- Your instructions -
Retype the records in full, and please keep the pictures out of the copy.

Document transcription data
=== Begin Enclosure ===
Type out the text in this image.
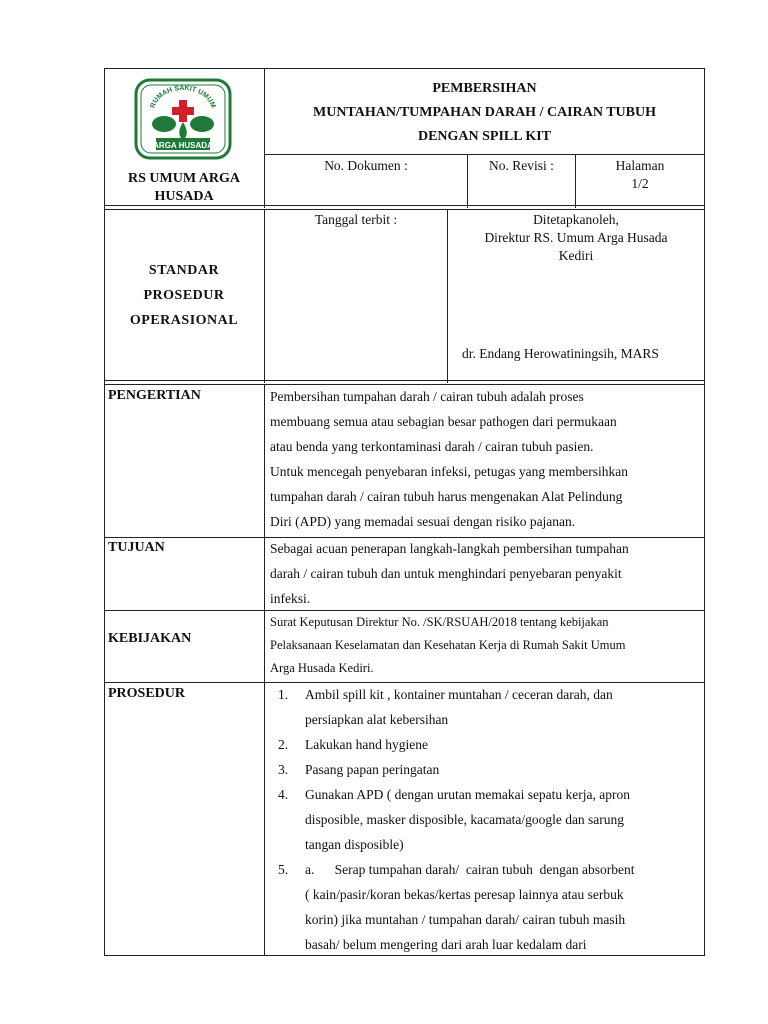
RUMAH SAKIT UMUM
ARGA HUSADA
RS UMUM ARGA
HUSADA
PEMBERSIHAN
MUNTAHAN/TUMPAHAN DARAH / CAIRAN TUBUH
DENGAN SPILL KIT
No. Dokumen :	No. Revisi :	Halaman
1/2
STANDAR
PROSEDUR
OPERASIONAL
Tanggal terbit :	Ditetapkanoleh,
Direktur RS. Umum Arga Husada
Kediri
dr. Endang Herowatiningsih, MARS
PENGERTIAN	Pembersihan tumpahan darah / cairan tubuh adalah proses
membuang semua atau sebagian besar pathogen dari permukaan
atau benda yang terkontaminasi darah / cairan tubuh pasien.
Untuk mencegah penyebaran infeksi, petugas yang membersihkan
tumpahan darah / cairan tubuh harus mengenakan Alat Pelindung
Diri (APD) yang memadai sesuai dengan risiko pajanan.
TUJUAN	Sebagai acuan penerapan langkah-langkah pembersihan tumpahan
darah / cairan tubuh dan untuk menghindari penyebaran penyakit
infeksi.
KEBIJAKAN
Surat Keputusan Direktur No. /SK/RSUAH/2018 tentang kebijakan
Pelaksanaan Keselamatan dan Kesehatan Kerja di Rumah Sakit Umum
Arga Husada Kediri.
PROSEDUR	1. Ambil spill kit , kontainer muntahan / ceceran darah, dan
persiapkan alat kebersihan
2. Lakukan hand hygiene
3. Pasang papan peringatan
4. Gunakan APD ( dengan urutan memakai sepatu kerja, apron
disposible, masker disposible, kacamata/google dan sarung
tangan disposible)
5. a.      Serap tumpahan darah/  cairan tubuh  dengan absorbent
( kain/pasir/koran bekas/kertas peresap lainnya atau serbuk
korin) jika muntahan / tumpahan darah/ cairan tubuh masih
basah/ belum mengering dari arah luar kedalam dari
=== End Enclosure ===
- Output below -
Type out the text in this image.
RUMAH SAKIT UMUM
ARGA HUSADA
RS UMUM ARGA
HUSADA
PEMBERSIHAN
MUNTAHAN/TUMPAHAN DARAH / CAIRAN TUBUH
DENGAN SPILL KIT
No. Dokumen :	No. Revisi :	Halaman
1/2
STANDAR
PROSEDUR
OPERASIONAL
Tanggal terbit :	Ditetapkanoleh,
Direktur RS. Umum Arga Husada
Kediri
dr. Endang Herowatiningsih, MARS
PENGERTIAN	Pembersihan tumpahan darah / cairan tubuh adalah proses
membuang semua atau sebagian besar pathogen dari permukaan
atau benda yang terkontaminasi darah / cairan tubuh pasien.
Untuk mencegah penyebaran infeksi, petugas yang membersihkan
tumpahan darah / cairan tubuh harus mengenakan Alat Pelindung
Diri (APD) yang memadai sesuai dengan risiko pajanan.
TUJUAN	Sebagai acuan penerapan langkah-langkah pembersihan tumpahan
darah / cairan tubuh dan untuk menghindari penyebaran penyakit
infeksi.
KEBIJAKAN
Surat Keputusan Direktur No. /SK/RSUAH/2018 tentang kebijakan
Pelaksanaan Keselamatan dan Kesehatan Kerja di Rumah Sakit Umum
Arga Husada Kediri.
PROSEDUR	1. Ambil spill kit , kontainer muntahan / ceceran darah, dan
persiapkan alat kebersihan
2. Lakukan hand hygiene
3. Pasang papan peringatan
4. Gunakan APD ( dengan urutan memakai sepatu kerja, apron
disposible, masker disposible, kacamata/google dan sarung
tangan disposible)
5. a.      Serap tumpahan darah/  cairan tubuh  dengan absorbent
( kain/pasir/koran bekas/kertas peresap lainnya atau serbuk
korin) jika muntahan / tumpahan darah/ cairan tubuh masih
basah/ belum mengering dari arah luar kedalam dari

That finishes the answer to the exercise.